◆ Objective: Every line below must be reproduced exactly. Copy them all.

+++ Extracted records

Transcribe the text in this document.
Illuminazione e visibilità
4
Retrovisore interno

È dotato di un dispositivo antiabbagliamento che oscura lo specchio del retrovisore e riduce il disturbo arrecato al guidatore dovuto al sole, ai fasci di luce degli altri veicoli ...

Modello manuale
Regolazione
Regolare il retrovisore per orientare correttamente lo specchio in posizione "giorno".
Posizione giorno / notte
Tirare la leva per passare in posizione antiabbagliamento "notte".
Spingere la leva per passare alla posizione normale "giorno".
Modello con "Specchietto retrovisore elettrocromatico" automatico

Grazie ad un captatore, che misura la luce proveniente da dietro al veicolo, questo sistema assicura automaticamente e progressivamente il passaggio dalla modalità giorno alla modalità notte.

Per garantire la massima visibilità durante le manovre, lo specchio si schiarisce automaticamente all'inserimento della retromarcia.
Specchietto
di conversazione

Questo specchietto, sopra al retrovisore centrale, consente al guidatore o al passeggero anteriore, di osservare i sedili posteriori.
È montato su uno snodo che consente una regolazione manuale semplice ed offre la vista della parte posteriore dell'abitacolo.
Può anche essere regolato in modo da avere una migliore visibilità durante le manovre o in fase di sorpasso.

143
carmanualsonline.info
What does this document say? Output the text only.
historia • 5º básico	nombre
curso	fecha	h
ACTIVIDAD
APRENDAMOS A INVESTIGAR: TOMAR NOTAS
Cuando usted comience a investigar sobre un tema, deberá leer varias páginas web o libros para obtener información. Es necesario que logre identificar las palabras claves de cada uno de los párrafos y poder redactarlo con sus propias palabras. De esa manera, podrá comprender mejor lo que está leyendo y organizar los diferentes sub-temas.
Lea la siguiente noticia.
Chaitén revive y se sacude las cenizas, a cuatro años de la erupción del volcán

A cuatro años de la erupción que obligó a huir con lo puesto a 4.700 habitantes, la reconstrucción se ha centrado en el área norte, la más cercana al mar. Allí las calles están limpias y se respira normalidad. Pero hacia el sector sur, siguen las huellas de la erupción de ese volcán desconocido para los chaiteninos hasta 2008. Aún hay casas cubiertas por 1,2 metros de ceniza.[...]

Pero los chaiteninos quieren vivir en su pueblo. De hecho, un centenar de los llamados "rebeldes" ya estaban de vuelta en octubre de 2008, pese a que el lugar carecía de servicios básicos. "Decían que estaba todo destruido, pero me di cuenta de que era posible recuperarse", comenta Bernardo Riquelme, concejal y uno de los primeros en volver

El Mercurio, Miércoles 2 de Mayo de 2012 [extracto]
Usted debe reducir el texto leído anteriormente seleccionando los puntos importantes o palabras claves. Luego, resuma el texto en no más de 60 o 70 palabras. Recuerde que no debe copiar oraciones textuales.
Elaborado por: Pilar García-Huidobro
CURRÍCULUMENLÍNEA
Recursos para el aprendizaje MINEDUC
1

++++++

◆ Problem solution:
Transcribe the text in this document.
Illuminazione e visibilità
4
Retrovisore interno

È dotato di un dispositivo antiabbagliamento che oscura lo specchio del retrovisore e riduce il disturbo arrecato al guidatore dovuto al sole, ai fasci di luce degli altri veicoli ...

Modello manuale
Regolazione
Regolare il retrovisore per orientare correttamente lo specchio in posizione "giorno".
Posizione giorno / notte
Tirare la leva per passare in posizione antiabbagliamento "notte".
Spingere la leva per passare alla posizione normale "giorno".
Modello con "Specchietto retrovisore elettrocromatico" automatico

Grazie ad un captatore, che misura la luce proveniente da dietro al veicolo, questo sistema assicura automaticamente e progressivamente il passaggio dalla modalità giorno alla modalità notte.

Per garantire la massima visibilità durante le manovre, lo specchio si schiarisce automaticamente all'inserimento della retromarcia.
Specchietto
di conversazione

Questo specchietto, sopra al retrovisore centrale, consente al guidatore o al passeggero anteriore, di osservare i sedili posteriori.
È montato su uno snodo che consente una regolazione manuale semplice ed offre la vista della parte posteriore dell'abitacolo.
Può anche essere regolato in modo da avere una migliore visibilità durante le manovre o in fase di sorpasso.

143
carmanualsonline.info
What does this document say? Output the text only.
historia • 5º básico	nombre
curso	fecha	h
ACTIVIDAD
APRENDAMOS A INVESTIGAR: TOMAR NOTAS
Cuando usted comience a investigar sobre un tema, deberá leer varias páginas web o libros para obtener información. Es necesario que logre identificar las palabras claves de cada uno de los párrafos y poder redactarlo con sus propias palabras. De esa manera, podrá comprender mejor lo que está leyendo y organizar los diferentes sub-temas.
Lea la siguiente noticia.
Chaitén revive y se sacude las cenizas, a cuatro años de la erupción del volcán

A cuatro años de la erupción que obligó a huir con lo puesto a 4.700 habitantes, la reconstrucción se ha centrado en el área norte, la más cercana al mar. Allí las calles están limpias y se respira normalidad. Pero hacia el sector sur, siguen las huellas de la erupción de ese volcán desconocido para los chaiteninos hasta 2008. Aún hay casas cubiertas por 1,2 metros de ceniza.[...]

Pero los chaiteninos quieren vivir en su pueblo. De hecho, un centenar de los llamados "rebeldes" ya estaban de vuelta en octubre de 2008, pese a que el lugar carecía de servicios básicos. "Decían que estaba todo destruido, pero me di cuenta de que era posible recuperarse", comenta Bernardo Riquelme, concejal y uno de los primeros en volver

El Mercurio, Miércoles 2 de Mayo de 2012 [extracto]
Usted debe reducir el texto leído anteriormente seleccionando los puntos importantes o palabras claves. Luego, resuma el texto en no más de 60 o 70 palabras. Recuerde que no debe copiar oraciones textuales.
Elaborado por: Pilar García-Huidobro
CURRÍCULUMENLÍNEA
Recursos para el aprendizaje MINEDUC
1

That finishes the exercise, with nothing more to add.